● YOUR INSTRUCTIONS
Copy everything in the data below exactly except the pictures.

● RECORDS FOR THIS TASK
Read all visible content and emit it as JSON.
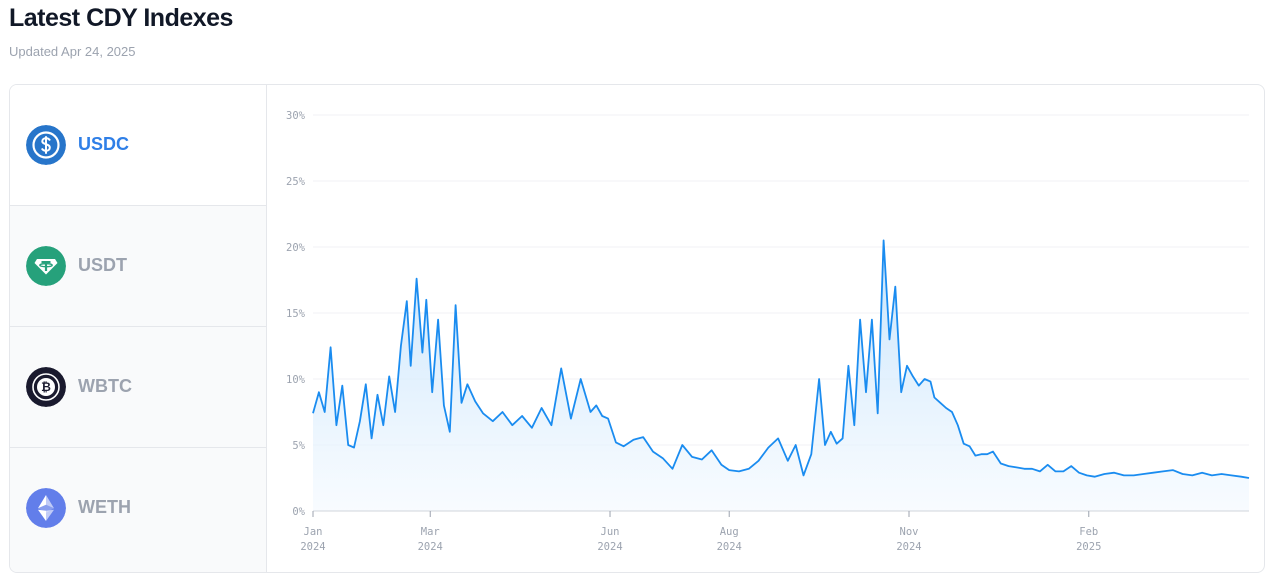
{
  "header": {
    "title": "Latest CDY Indexes",
    "updated": "Updated Apr 24, 2025"
  },
  "assets": [
    {
      "label": "USDC",
      "icon": "usdc-icon",
      "color": "#2775ca",
      "active": true
    },
    {
      "label": "USDT",
      "icon": "usdt-icon",
      "color": "#26a17b",
      "active": false
    },
    {
      "label": "WBTC",
      "icon": "wbtc-icon",
      "color": "#1a1a2e",
      "active": false
    },
    {
      "label": "WETH",
      "icon": "weth-icon",
      "color": "#627eea",
      "active": false
    }
  ],
  "colors": {
    "accent": "#2f7fe7",
    "line": "#1a8cf0",
    "area_top": "#bfe0fb",
    "area_bottom": "#f3f9ff"
  },
  "chart_data": {
    "type": "area",
    "title": "",
    "xlabel": "",
    "ylabel": "",
    "ylim": [
      0,
      30
    ],
    "y_ticks": [
      "0%",
      "5%",
      "10%",
      "15%",
      "20%",
      "25%",
      "30%"
    ],
    "x_ticks": [
      {
        "month": "Jan",
        "year": "2024",
        "date": "2024-01-01"
      },
      {
        "month": "Mar",
        "year": "2024",
        "date": "2024-03-01"
      },
      {
        "month": "Jun",
        "year": "2024",
        "date": "2024-06-01"
      },
      {
        "month": "Aug",
        "year": "2024",
        "date": "2024-08-01"
      },
      {
        "month": "Nov",
        "year": "2024",
        "date": "2024-11-01"
      },
      {
        "month": "Feb",
        "year": "2025",
        "date": "2025-02-01"
      }
    ],
    "grid": true,
    "series": [
      {
        "x": [
          "2024-01-01",
          "2024-01-04",
          "2024-01-07",
          "2024-01-10",
          "2024-01-13",
          "2024-01-16",
          "2024-01-19",
          "2024-01-22",
          "2024-01-25",
          "2024-01-28",
          "2024-01-31",
          "2024-02-03",
          "2024-02-06",
          "2024-02-09",
          "2024-02-12",
          "2024-02-15",
          "2024-02-18",
          "2024-02-20",
          "2024-02-23",
          "2024-02-26",
          "2024-02-28",
          "2024-03-02",
          "2024-03-05",
          "2024-03-08",
          "2024-03-11",
          "2024-03-14",
          "2024-03-17",
          "2024-03-20",
          "2024-03-24",
          "2024-03-28",
          "2024-04-02",
          "2024-04-07",
          "2024-04-12",
          "2024-04-17",
          "2024-04-22",
          "2024-04-27",
          "2024-05-02",
          "2024-05-07",
          "2024-05-12",
          "2024-05-17",
          "2024-05-22",
          "2024-05-25",
          "2024-05-28",
          "2024-05-31",
          "2024-06-04",
          "2024-06-08",
          "2024-06-13",
          "2024-06-18",
          "2024-06-23",
          "2024-06-28",
          "2024-07-03",
          "2024-07-08",
          "2024-07-13",
          "2024-07-18",
          "2024-07-23",
          "2024-07-28",
          "2024-08-01",
          "2024-08-06",
          "2024-08-11",
          "2024-08-16",
          "2024-08-21",
          "2024-08-26",
          "2024-08-31",
          "2024-09-04",
          "2024-09-08",
          "2024-09-12",
          "2024-09-16",
          "2024-09-19",
          "2024-09-22",
          "2024-09-25",
          "2024-09-28",
          "2024-10-01",
          "2024-10-04",
          "2024-10-07",
          "2024-10-10",
          "2024-10-13",
          "2024-10-16",
          "2024-10-19",
          "2024-10-22",
          "2024-10-25",
          "2024-10-28",
          "2024-10-31",
          "2024-11-03",
          "2024-11-06",
          "2024-11-09",
          "2024-11-12",
          "2024-11-14",
          "2024-11-17",
          "2024-11-20",
          "2024-11-23",
          "2024-11-26",
          "2024-11-29",
          "2024-12-02",
          "2024-12-05",
          "2024-12-08",
          "2024-12-11",
          "2024-12-14",
          "2024-12-18",
          "2024-12-22",
          "2024-12-26",
          "2024-12-30",
          "2025-01-03",
          "2025-01-07",
          "2025-01-11",
          "2025-01-15",
          "2025-01-19",
          "2025-01-23",
          "2025-01-27",
          "2025-01-31",
          "2025-02-04",
          "2025-02-09",
          "2025-02-14",
          "2025-02-19",
          "2025-02-24",
          "2025-03-01",
          "2025-03-06",
          "2025-03-11",
          "2025-03-16",
          "2025-03-21",
          "2025-03-26",
          "2025-03-31",
          "2025-04-05",
          "2025-04-10",
          "2025-04-15",
          "2025-04-20",
          "2025-04-24"
        ],
        "values": [
          7.4,
          9.0,
          7.5,
          12.4,
          6.5,
          9.5,
          5.0,
          4.8,
          6.8,
          9.6,
          5.5,
          8.8,
          6.5,
          10.2,
          7.5,
          12.5,
          15.9,
          11.0,
          17.6,
          12.0,
          16.0,
          9.0,
          14.5,
          8.0,
          6.0,
          15.6,
          8.2,
          9.6,
          8.3,
          7.4,
          6.8,
          7.5,
          6.5,
          7.2,
          6.3,
          7.8,
          6.5,
          10.8,
          7.0,
          10.0,
          7.5,
          8.0,
          7.2,
          7.0,
          5.2,
          4.9,
          5.4,
          5.6,
          4.5,
          4.0,
          3.2,
          5.0,
          4.1,
          3.9,
          4.6,
          3.5,
          3.1,
          3.0,
          3.2,
          3.8,
          4.8,
          5.5,
          3.8,
          5.0,
          2.7,
          4.3,
          10.0,
          5.0,
          6.0,
          5.1,
          5.5,
          11.0,
          6.5,
          14.5,
          9.0,
          14.5,
          7.4,
          20.5,
          13.0,
          17.0,
          9.0,
          11.0,
          10.2,
          9.5,
          10.0,
          9.8,
          8.6,
          8.2,
          7.8,
          7.5,
          6.5,
          5.1,
          4.9,
          4.2,
          4.3,
          4.3,
          4.5,
          3.6,
          3.4,
          3.3,
          3.2,
          3.2,
          3.0,
          3.5,
          3.0,
          3.0,
          3.4,
          2.9,
          2.7,
          2.6,
          2.8,
          2.9,
          2.7,
          2.7,
          2.8,
          2.9,
          3.0,
          3.1,
          2.8,
          2.7,
          2.9,
          2.7,
          2.8,
          2.7,
          2.6,
          2.5
        ]
      }
    ]
  }
}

● RESULT
Read all visible content and emit it as JSON.
{
  "header": {
    "title": "Latest CDY Indexes",
    "updated": "Updated Apr 24, 2025"
  },
  "assets": [
    {
      "label": "USDC",
      "icon": "usdc-icon",
      "color": "#2775ca",
      "active": true
    },
    {
      "label": "USDT",
      "icon": "usdt-icon",
      "color": "#26a17b",
      "active": false
    },
    {
      "label": "WBTC",
      "icon": "wbtc-icon",
      "color": "#1a1a2e",
      "active": false
    },
    {
      "label": "WETH",
      "icon": "weth-icon",
      "color": "#627eea",
      "active": false
    }
  ],
  "colors": {
    "accent": "#2f7fe7",
    "line": "#1a8cf0",
    "area_top": "#bfe0fb",
    "area_bottom": "#f3f9ff"
  },
  "chart_data": {
    "type": "area",
    "title": "",
    "xlabel": "",
    "ylabel": "",
    "ylim": [
      0,
      30
    ],
    "y_ticks": [
      "0%",
      "5%",
      "10%",
      "15%",
      "20%",
      "25%",
      "30%"
    ],
    "x_ticks": [
      {
        "month": "Jan",
        "year": "2024",
        "date": "2024-01-01"
      },
      {
        "month": "Mar",
        "year": "2024",
        "date": "2024-03-01"
      },
      {
        "month": "Jun",
        "year": "2024",
        "date": "2024-06-01"
      },
      {
        "month": "Aug",
        "year": "2024",
        "date": "2024-08-01"
      },
      {
        "month": "Nov",
        "year": "2024",
        "date": "2024-11-01"
      },
      {
        "month": "Feb",
        "year": "2025",
        "date": "2025-02-01"
      }
    ],
    "grid": true,
    "series": [
      {
        "x": [
          "2024-01-01",
          "2024-01-04",
          "2024-01-07",
          "2024-01-10",
          "2024-01-13",
          "2024-01-16",
          "2024-01-19",
          "2024-01-22",
          "2024-01-25",
          "2024-01-28",
          "2024-01-31",
          "2024-02-03",
          "2024-02-06",
          "2024-02-09",
          "2024-02-12",
          "2024-02-15",
          "2024-02-18",
          "2024-02-20",
          "2024-02-23",
          "2024-02-26",
          "2024-02-28",
          "2024-03-02",
          "2024-03-05",
          "2024-03-08",
          "2024-03-11",
          "2024-03-14",
          "2024-03-17",
          "2024-03-20",
          "2024-03-24",
          "2024-03-28",
          "2024-04-02",
          "2024-04-07",
          "2024-04-12",
          "2024-04-17",
          "2024-04-22",
          "2024-04-27",
          "2024-05-02",
          "2024-05-07",
          "2024-05-12",
          "2024-05-17",
          "2024-05-22",
          "2024-05-25",
          "2024-05-28",
          "2024-05-31",
          "2024-06-04",
          "2024-06-08",
          "2024-06-13",
          "2024-06-18",
          "2024-06-23",
          "2024-06-28",
          "2024-07-03",
          "2024-07-08",
          "2024-07-13",
          "2024-07-18",
          "2024-07-23",
          "2024-07-28",
          "2024-08-01",
          "2024-08-06",
          "2024-08-11",
          "2024-08-16",
          "2024-08-21",
          "2024-08-26",
          "2024-08-31",
          "2024-09-04",
          "2024-09-08",
          "2024-09-12",
          "2024-09-16",
          "2024-09-19",
          "2024-09-22",
          "2024-09-25",
          "2024-09-28",
          "2024-10-01",
          "2024-10-04",
          "2024-10-07",
          "2024-10-10",
          "2024-10-13",
          "2024-10-16",
          "2024-10-19",
          "2024-10-22",
          "2024-10-25",
          "2024-10-28",
          "2024-10-31",
          "2024-11-03",
          "2024-11-06",
          "2024-11-09",
          "2024-11-12",
          "2024-11-14",
          "2024-11-17",
          "2024-11-20",
          "2024-11-23",
          "2024-11-26",
          "2024-11-29",
          "2024-12-02",
          "2024-12-05",
          "2024-12-08",
          "2024-12-11",
          "2024-12-14",
          "2024-12-18",
          "2024-12-22",
          "2024-12-26",
          "2024-12-30",
          "2025-01-03",
          "2025-01-07",
          "2025-01-11",
          "2025-01-15",
          "2025-01-19",
          "2025-01-23",
          "2025-01-27",
          "2025-01-31",
          "2025-02-04",
          "2025-02-09",
          "2025-02-14",
          "2025-02-19",
          "2025-02-24",
          "2025-03-01",
          "2025-03-06",
          "2025-03-11",
          "2025-03-16",
          "2025-03-21",
          "2025-03-26",
          "2025-03-31",
          "2025-04-05",
          "2025-04-10",
          "2025-04-15",
          "2025-04-20",
          "2025-04-24"
        ],
        "values": [
          7.4,
          9.0,
          7.5,
          12.4,
          6.5,
          9.5,
          5.0,
          4.8,
          6.8,
          9.6,
          5.5,
          8.8,
          6.5,
          10.2,
          7.5,
          12.5,
          15.9,
          11.0,
          17.6,
          12.0,
          16.0,
          9.0,
          14.5,
          8.0,
          6.0,
          15.6,
          8.2,
          9.6,
          8.3,
          7.4,
          6.8,
          7.5,
          6.5,
          7.2,
          6.3,
          7.8,
          6.5,
          10.8,
          7.0,
          10.0,
          7.5,
          8.0,
          7.2,
          7.0,
          5.2,
          4.9,
          5.4,
          5.6,
          4.5,
          4.0,
          3.2,
          5.0,
          4.1,
          3.9,
          4.6,
          3.5,
          3.1,
          3.0,
          3.2,
          3.8,
          4.8,
          5.5,
          3.8,
          5.0,
          2.7,
          4.3,
          10.0,
          5.0,
          6.0,
          5.1,
          5.5,
          11.0,
          6.5,
          14.5,
          9.0,
          14.5,
          7.4,
          20.5,
          13.0,
          17.0,
          9.0,
          11.0,
          10.2,
          9.5,
          10.0,
          9.8,
          8.6,
          8.2,
          7.8,
          7.5,
          6.5,
          5.1,
          4.9,
          4.2,
          4.3,
          4.3,
          4.5,
          3.6,
          3.4,
          3.3,
          3.2,
          3.2,
          3.0,
          3.5,
          3.0,
          3.0,
          3.4,
          2.9,
          2.7,
          2.6,
          2.8,
          2.9,
          2.7,
          2.7,
          2.8,
          2.9,
          3.0,
          3.1,
          2.8,
          2.7,
          2.9,
          2.7,
          2.8,
          2.7,
          2.6,
          2.5
        ]
      }
    ]
  }
}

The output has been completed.